-- START Data lines --
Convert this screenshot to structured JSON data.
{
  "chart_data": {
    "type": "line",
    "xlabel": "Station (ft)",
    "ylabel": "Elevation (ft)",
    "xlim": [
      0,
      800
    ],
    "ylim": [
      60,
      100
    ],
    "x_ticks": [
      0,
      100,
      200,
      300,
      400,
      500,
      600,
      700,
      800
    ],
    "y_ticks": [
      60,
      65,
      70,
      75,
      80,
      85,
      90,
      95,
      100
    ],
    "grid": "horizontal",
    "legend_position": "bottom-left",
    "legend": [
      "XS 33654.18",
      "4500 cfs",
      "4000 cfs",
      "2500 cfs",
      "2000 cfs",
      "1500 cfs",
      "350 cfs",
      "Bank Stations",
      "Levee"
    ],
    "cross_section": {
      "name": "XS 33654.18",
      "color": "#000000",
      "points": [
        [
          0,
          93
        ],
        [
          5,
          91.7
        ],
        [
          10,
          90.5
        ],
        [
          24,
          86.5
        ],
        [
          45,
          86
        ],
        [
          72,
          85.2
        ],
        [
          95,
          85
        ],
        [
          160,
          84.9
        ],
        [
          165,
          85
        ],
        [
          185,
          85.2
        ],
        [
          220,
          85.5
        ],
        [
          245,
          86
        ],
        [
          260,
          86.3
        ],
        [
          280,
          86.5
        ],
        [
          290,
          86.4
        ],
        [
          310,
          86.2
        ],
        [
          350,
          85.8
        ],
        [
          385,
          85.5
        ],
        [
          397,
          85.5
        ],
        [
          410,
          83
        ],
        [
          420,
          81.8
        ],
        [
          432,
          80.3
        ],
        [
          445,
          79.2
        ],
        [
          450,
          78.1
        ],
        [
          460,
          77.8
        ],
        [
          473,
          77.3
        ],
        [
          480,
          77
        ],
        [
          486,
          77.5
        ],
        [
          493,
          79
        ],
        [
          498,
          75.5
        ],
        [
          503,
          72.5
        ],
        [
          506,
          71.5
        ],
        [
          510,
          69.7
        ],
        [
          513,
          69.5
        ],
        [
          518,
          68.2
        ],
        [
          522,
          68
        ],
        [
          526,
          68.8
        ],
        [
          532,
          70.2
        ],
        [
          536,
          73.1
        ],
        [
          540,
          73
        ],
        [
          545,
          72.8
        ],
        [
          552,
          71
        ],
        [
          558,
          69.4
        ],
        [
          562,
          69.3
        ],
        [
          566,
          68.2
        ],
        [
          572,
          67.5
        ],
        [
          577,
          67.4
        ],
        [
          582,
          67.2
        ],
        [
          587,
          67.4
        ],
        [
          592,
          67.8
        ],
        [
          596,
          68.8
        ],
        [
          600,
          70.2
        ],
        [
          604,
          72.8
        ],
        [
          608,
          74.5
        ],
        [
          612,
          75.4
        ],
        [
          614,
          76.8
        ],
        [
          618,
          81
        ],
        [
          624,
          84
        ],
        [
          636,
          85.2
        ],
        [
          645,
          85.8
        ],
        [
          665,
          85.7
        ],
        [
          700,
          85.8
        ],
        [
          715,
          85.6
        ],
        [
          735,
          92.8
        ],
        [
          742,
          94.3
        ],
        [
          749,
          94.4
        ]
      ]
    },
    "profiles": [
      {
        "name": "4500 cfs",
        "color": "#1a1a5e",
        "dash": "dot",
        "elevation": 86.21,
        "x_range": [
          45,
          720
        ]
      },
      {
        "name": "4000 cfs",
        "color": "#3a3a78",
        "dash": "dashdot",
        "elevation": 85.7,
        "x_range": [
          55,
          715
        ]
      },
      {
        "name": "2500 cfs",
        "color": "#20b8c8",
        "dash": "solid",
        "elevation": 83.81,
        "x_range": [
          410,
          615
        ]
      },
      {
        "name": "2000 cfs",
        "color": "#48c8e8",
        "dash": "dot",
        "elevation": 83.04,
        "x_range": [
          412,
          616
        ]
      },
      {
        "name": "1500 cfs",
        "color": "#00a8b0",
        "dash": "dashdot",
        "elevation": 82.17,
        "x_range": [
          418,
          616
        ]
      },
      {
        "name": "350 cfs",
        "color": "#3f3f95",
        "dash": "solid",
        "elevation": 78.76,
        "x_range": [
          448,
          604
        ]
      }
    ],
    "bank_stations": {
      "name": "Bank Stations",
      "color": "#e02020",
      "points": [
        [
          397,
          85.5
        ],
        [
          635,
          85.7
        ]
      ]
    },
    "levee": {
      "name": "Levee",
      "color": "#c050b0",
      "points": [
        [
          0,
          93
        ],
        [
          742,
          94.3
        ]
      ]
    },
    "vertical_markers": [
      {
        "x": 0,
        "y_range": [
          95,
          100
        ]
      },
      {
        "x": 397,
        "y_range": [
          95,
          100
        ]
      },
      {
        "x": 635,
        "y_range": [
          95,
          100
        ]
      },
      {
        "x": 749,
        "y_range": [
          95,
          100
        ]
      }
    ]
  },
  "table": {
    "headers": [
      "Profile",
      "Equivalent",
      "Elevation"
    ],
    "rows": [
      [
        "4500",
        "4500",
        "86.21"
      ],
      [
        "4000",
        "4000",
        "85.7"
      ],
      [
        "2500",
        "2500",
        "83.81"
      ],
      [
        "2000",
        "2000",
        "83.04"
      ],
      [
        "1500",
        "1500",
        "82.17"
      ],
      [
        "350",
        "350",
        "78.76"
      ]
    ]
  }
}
-- END Data lines --
Your task:
Collect the complete line wherever the string "name" appears in the records.

Reply to the exercise:
      "name": "XS 33654.18",
        "name": "4500 cfs",
        "name": "4000 cfs",
        "name": "2500 cfs",
        "name": "2000 cfs",
        "name": "1500 cfs",
        "name": "350 cfs",
      "name": "Bank Stations",
      "name": "Levee",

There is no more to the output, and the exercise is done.